# [Text section]
# K-Fold cross-validation

[Documentation](https://scikit-learn.org/stable/modules/generated/sklearn.model_selection.KFold.html)

Provides indices to split the data into train/test sets, into k consecutive folds. There are variations, such as [leave one out](https://scikit-learn.org/stable/modules/generated/sklearn.model_selection.LeaveOneOut.html), [leave p out](https://scikit-learn.org/stable/modules/generated/sklearn.model_selection.LeavePOut.html), [group k-fold](https://scikit-learn.org/stable/modules/generated/sklearn.model_selection.GroupKFold.html), etc. 

Each fold is then used once as a validation while the k - 1 remaining folds form the training set.
Available [visuals](https://scikit-learn.org/stable/auto_examples/model_selection/plot_cv_indices.html#sphx-glr-auto-examples-model-selection-plot-cv-indices-py).

# [Set tasks]
1) Print the entries from their first line up to and including the line with "subsection-intro: Delete data", reproducing each line without changes.
2) Carry on the text about K-Fold cross-validation from where it stops.

# [Listing]
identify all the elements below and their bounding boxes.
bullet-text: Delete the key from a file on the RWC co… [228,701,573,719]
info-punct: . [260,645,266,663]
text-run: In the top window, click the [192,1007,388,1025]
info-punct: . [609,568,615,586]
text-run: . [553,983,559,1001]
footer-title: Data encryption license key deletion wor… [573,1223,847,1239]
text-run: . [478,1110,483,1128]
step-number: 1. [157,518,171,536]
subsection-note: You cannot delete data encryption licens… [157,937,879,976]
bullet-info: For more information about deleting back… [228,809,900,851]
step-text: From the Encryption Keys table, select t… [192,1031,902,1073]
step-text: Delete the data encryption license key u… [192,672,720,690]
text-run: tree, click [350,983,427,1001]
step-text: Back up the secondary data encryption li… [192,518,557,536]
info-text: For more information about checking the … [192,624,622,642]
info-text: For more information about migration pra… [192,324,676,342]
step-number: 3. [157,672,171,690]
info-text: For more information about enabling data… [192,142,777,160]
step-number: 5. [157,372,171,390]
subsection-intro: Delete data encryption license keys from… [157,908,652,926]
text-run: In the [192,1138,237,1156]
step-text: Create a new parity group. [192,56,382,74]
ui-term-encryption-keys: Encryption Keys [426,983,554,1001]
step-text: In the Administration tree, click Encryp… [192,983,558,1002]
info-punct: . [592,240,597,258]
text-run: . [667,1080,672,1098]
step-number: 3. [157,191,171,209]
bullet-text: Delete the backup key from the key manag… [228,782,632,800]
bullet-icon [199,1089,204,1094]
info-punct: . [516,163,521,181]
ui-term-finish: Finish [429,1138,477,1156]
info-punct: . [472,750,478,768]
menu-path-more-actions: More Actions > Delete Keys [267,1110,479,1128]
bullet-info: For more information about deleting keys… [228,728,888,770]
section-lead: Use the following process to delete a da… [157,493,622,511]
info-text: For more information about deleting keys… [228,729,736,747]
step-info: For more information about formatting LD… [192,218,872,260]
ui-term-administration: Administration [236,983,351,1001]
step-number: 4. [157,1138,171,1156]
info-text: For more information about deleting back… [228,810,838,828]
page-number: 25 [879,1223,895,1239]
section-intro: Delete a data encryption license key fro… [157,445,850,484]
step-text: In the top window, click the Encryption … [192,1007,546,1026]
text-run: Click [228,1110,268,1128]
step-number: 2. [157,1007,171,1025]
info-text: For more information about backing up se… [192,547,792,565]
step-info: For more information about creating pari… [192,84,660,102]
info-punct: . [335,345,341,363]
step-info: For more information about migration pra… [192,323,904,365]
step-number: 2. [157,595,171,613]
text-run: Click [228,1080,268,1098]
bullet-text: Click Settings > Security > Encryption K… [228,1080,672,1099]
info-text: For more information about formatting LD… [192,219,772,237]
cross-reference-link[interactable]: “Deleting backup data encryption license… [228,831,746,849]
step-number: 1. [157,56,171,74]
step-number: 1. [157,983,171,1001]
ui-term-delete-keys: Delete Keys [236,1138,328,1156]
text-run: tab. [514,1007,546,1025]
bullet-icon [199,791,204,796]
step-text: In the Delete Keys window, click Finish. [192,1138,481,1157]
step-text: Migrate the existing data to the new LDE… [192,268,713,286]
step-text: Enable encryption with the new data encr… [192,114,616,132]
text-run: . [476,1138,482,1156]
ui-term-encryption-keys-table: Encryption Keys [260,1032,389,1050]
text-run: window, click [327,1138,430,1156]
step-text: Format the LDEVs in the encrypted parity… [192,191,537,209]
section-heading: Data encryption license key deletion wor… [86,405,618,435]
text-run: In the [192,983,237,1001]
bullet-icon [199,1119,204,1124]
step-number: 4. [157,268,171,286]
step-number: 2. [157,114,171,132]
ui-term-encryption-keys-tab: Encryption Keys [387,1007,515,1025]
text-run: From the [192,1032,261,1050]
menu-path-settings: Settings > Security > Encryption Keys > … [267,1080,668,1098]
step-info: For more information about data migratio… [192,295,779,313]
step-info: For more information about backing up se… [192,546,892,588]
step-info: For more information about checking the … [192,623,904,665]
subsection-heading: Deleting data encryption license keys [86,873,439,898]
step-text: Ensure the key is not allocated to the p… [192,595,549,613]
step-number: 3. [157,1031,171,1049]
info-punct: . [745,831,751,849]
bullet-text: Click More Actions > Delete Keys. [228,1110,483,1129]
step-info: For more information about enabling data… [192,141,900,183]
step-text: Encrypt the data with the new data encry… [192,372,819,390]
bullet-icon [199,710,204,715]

# [Task-by-task outputs]
1)
identify all the elements below and their bounding boxes.
bullet-text: Delete the key from a file on the RWC co… [228,701,573,719]
info-punct: . [260,645,266,663]
text-run: In the top window, click the [192,1007,388,1025]
info-punct: . [609,568,615,586]
text-run: . [553,983,559,1001]
footer-title: Data encryption license key deletion wor… [573,1223,847,1239]
text-run: . [478,1110,483,1128]
step-number: 1. [157,518,171,536]
subsection-note: You cannot delete data encryption licens… [157,937,879,976]
bullet-info: For more information about deleting back… [228,809,900,851]
step-text: From the Encryption Keys table, select t… [192,1031,902,1073]
step-text: Delete the data encryption license key u… [192,672,720,690]
text-run: tree, click [350,983,427,1001]
step-text: Back up the secondary data encryption li… [192,518,557,536]
info-text: For more information about checking the … [192,624,622,642]
info-text: For more information about migration pra… [192,324,676,342]
step-number: 3. [157,672,171,690]
info-text: For more information about enabling data… [192,142,777,160]
step-number: 5. [157,372,171,390]
subsection-intro: Delete data encryption license keys from… [157,908,652,926]

2)
In [None]:
import numpy as np
from sklearn import datasets
from sklearn.model_selection import KFold

iris = datasets.load_iris(as_frame=True)
X, y = iris['data'], iris['target']

Keep in mind two things:
1) KFold does not split - it just gives you the indices.
2) It can work for both supervised and unsupervised learning.

#### Supervised case:

In [None]:
kf = KFold(n_splits=5, shuffle=False)

# kf.split produces a generator that yields two numpy arrays each time: 
# (train_index0, test_index0), (train_index1, test_index1), (train_index2, test_index2)...

# enumerate(kf.split(X)) basically places an index for each of these:
# (0, (train_index0, test_index0)), (1,(train_index1, test_index1)), (2,(train_index2, test_index2))...
 
for fold, (train_index, test_index) in enumerate(kf.split(X)):
    print(f"\n Fold: {fold}")

    X_train, X_test = X['train_index'], X['test_index']
    y_train, y_test = y['train_index'], y['test_index']

    print(f"Train index: {train_index}")
    print(f"X train: {X_train}")
    print(f"y train: {y_train}")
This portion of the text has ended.